>> begin Data to process

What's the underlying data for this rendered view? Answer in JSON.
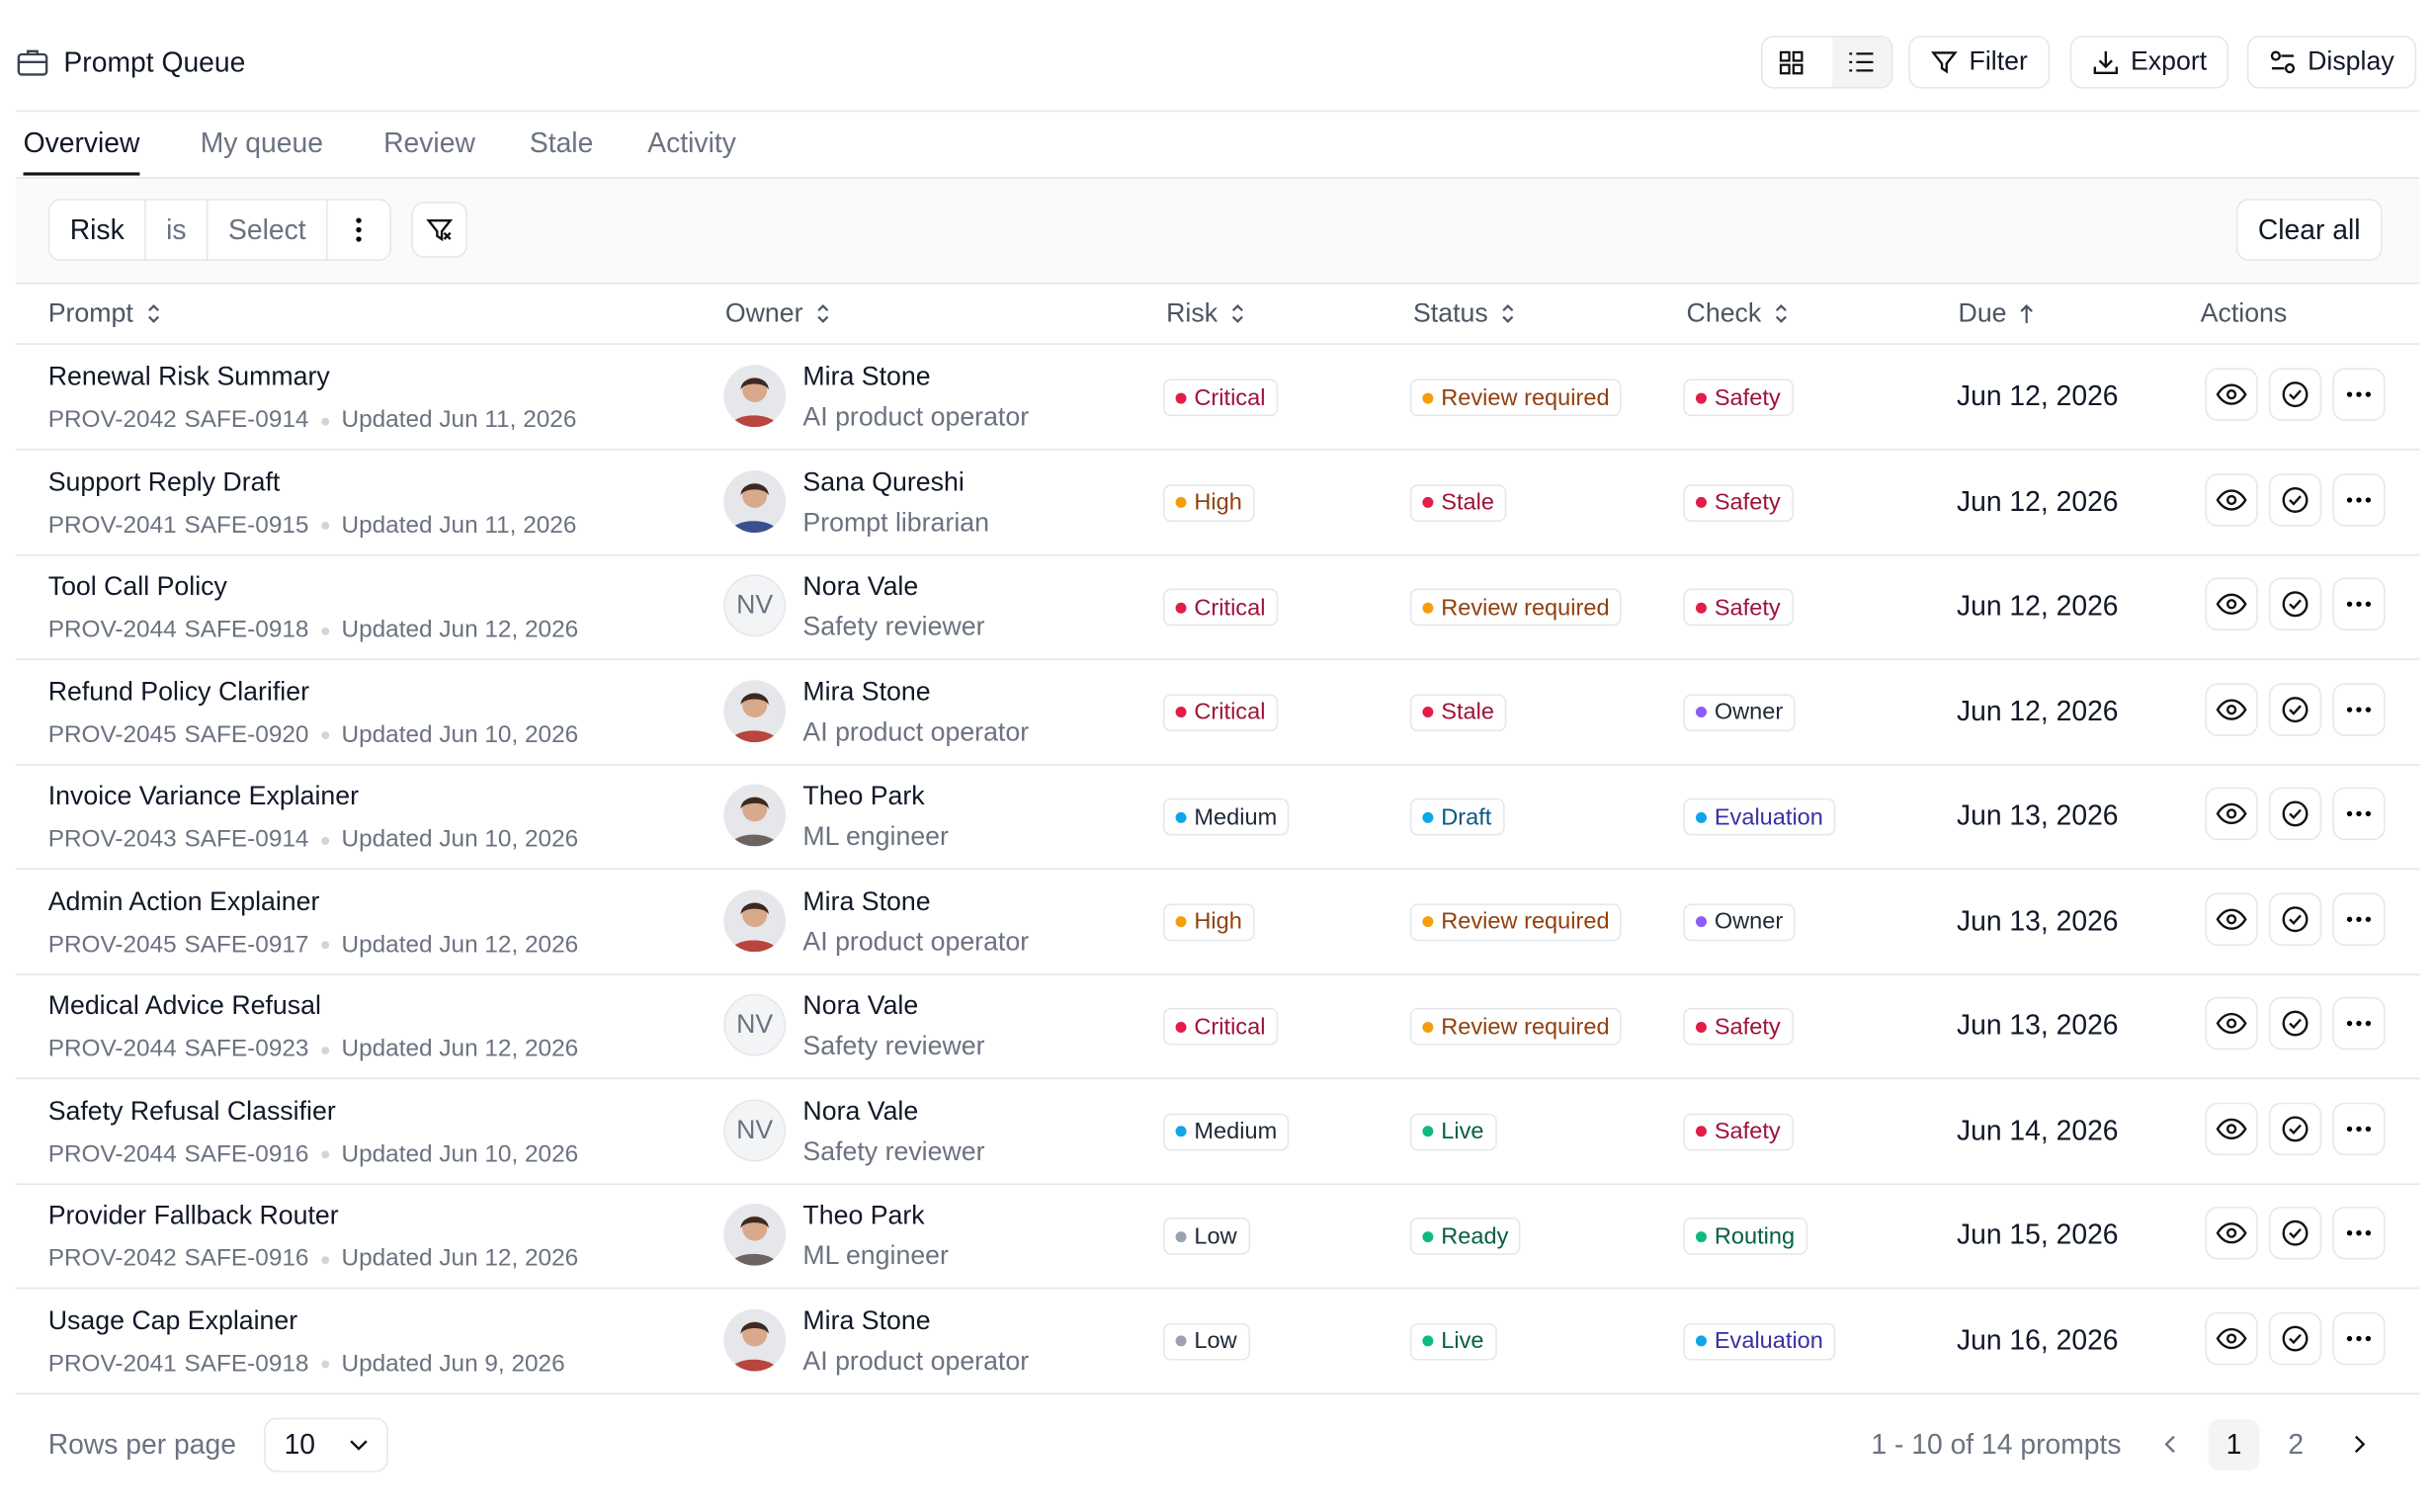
{
  "header": {
    "title": "Prompt Queue",
    "buttons": [
      "Filter",
      "Export",
      "Display"
    ]
  },
  "tabs": {
    "items": [
      "Overview",
      "My queue",
      "Review",
      "Stale",
      "Activity"
    ],
    "active": 0
  },
  "filter": {
    "field": "Risk",
    "operator": "is",
    "value": "Select",
    "clear": "Clear all"
  },
  "table": {
    "columns": [
      {
        "label": "Prompt",
        "sortable": true
      },
      {
        "label": "Owner",
        "sortable": true
      },
      {
        "label": "Risk",
        "sortable": true
      },
      {
        "label": "Status",
        "sortable": true
      },
      {
        "label": "Check",
        "sortable": true
      },
      {
        "label": "Due",
        "sort": "asc"
      },
      {
        "label": "Actions"
      }
    ],
    "rows": [
      {
        "title": "Renewal Risk Summary",
        "id": "PROV-2042",
        "safe": "SAFE-0914",
        "updated": "Updated Jun 11, 2026",
        "owner": "Mira Stone",
        "role": "AI product operator",
        "avatar": "#b8453e",
        "risk": "Critical",
        "status": "Review required",
        "check": "Safety",
        "due": "Jun 12, 2026"
      },
      {
        "title": "Support Reply Draft",
        "id": "PROV-2041",
        "safe": "SAFE-0915",
        "updated": "Updated Jun 11, 2026",
        "owner": "Sana Qureshi",
        "role": "Prompt librarian",
        "avatar": "#3a4f8f",
        "risk": "High",
        "status": "Stale",
        "check": "Safety",
        "due": "Jun 12, 2026"
      },
      {
        "title": "Tool Call Policy",
        "id": "PROV-2044",
        "safe": "SAFE-0918",
        "updated": "Updated Jun 12, 2026",
        "owner": "Nora Vale",
        "role": "Safety reviewer",
        "initials": "NV",
        "risk": "Critical",
        "status": "Review required",
        "check": "Safety",
        "due": "Jun 12, 2026"
      },
      {
        "title": "Refund Policy Clarifier",
        "id": "PROV-2045",
        "safe": "SAFE-0920",
        "updated": "Updated Jun 10, 2026",
        "owner": "Mira Stone",
        "role": "AI product operator",
        "avatar": "#b8453e",
        "risk": "Critical",
        "status": "Stale",
        "check": "Owner",
        "due": "Jun 12, 2026"
      },
      {
        "title": "Invoice Variance Explainer",
        "id": "PROV-2043",
        "safe": "SAFE-0914",
        "updated": "Updated Jun 10, 2026",
        "owner": "Theo Park",
        "role": "ML engineer",
        "avatar": "#6b6460",
        "risk": "Medium",
        "status": "Draft",
        "check": "Evaluation",
        "due": "Jun 13, 2026"
      },
      {
        "title": "Admin Action Explainer",
        "id": "PROV-2045",
        "safe": "SAFE-0917",
        "updated": "Updated Jun 12, 2026",
        "owner": "Mira Stone",
        "role": "AI product operator",
        "avatar": "#b8453e",
        "risk": "High",
        "status": "Review required",
        "check": "Owner",
        "due": "Jun 13, 2026"
      },
      {
        "title": "Medical Advice Refusal",
        "id": "PROV-2044",
        "safe": "SAFE-0923",
        "updated": "Updated Jun 12, 2026",
        "owner": "Nora Vale",
        "role": "Safety reviewer",
        "initials": "NV",
        "risk": "Critical",
        "status": "Review required",
        "check": "Safety",
        "due": "Jun 13, 2026"
      },
      {
        "title": "Safety Refusal Classifier",
        "id": "PROV-2044",
        "safe": "SAFE-0916",
        "updated": "Updated Jun 10, 2026",
        "owner": "Nora Vale",
        "role": "Safety reviewer",
        "initials": "NV",
        "risk": "Medium",
        "status": "Live",
        "check": "Safety",
        "due": "Jun 14, 2026"
      },
      {
        "title": "Provider Fallback Router",
        "id": "PROV-2042",
        "safe": "SAFE-0916",
        "updated": "Updated Jun 12, 2026",
        "owner": "Theo Park",
        "role": "ML engineer",
        "avatar": "#6b6460",
        "risk": "Low",
        "status": "Ready",
        "check": "Routing",
        "due": "Jun 15, 2026"
      },
      {
        "title": "Usage Cap Explainer",
        "id": "PROV-2041",
        "safe": "SAFE-0918",
        "updated": "Updated Jun 9, 2026",
        "owner": "Mira Stone",
        "role": "AI product operator",
        "avatar": "#b8453e",
        "risk": "Low",
        "status": "Live",
        "check": "Evaluation",
        "due": "Jun 16, 2026"
      }
    ]
  },
  "badge_colors": {
    "Critical": {
      "dot": "#e11d48",
      "text": "#9f1239"
    },
    "High": {
      "dot": "#f59e0b",
      "text": "#92400e"
    },
    "Medium": {
      "dot": "#0ea5e9",
      "text": "#1f2937"
    },
    "Low": {
      "dot": "#9ca3af",
      "text": "#1f2937"
    },
    "Review required": {
      "dot": "#f59e0b",
      "text": "#92400e"
    },
    "Stale": {
      "dot": "#e11d48",
      "text": "#9f1239"
    },
    "Draft": {
      "dot": "#0ea5e9",
      "text": "#075985"
    },
    "Live": {
      "dot": "#10b981",
      "text": "#065f46"
    },
    "Ready": {
      "dot": "#10b981",
      "text": "#065f46"
    },
    "Safety": {
      "dot": "#e11d48",
      "text": "#9f1239"
    },
    "Owner": {
      "dot": "#8b5cf6",
      "text": "#1f2937"
    },
    "Evaluation": {
      "dot": "#0ea5e9",
      "text": "#3730a3"
    },
    "Routing": {
      "dot": "#10b981",
      "text": "#065f46"
    }
  },
  "footer": {
    "rows_per_page_label": "Rows per page",
    "rows_per_page": "10",
    "range": "1 - 10 of 14 prompts",
    "pages": [
      "1",
      "2"
    ],
    "current_page": 0
  }
}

>> end Data to process

From the listing, copy every line where the string "Refusal" appears.

Result for this task:
        "title": "Medical Advice Refusal",
        "title": "Safety Refusal Classifier",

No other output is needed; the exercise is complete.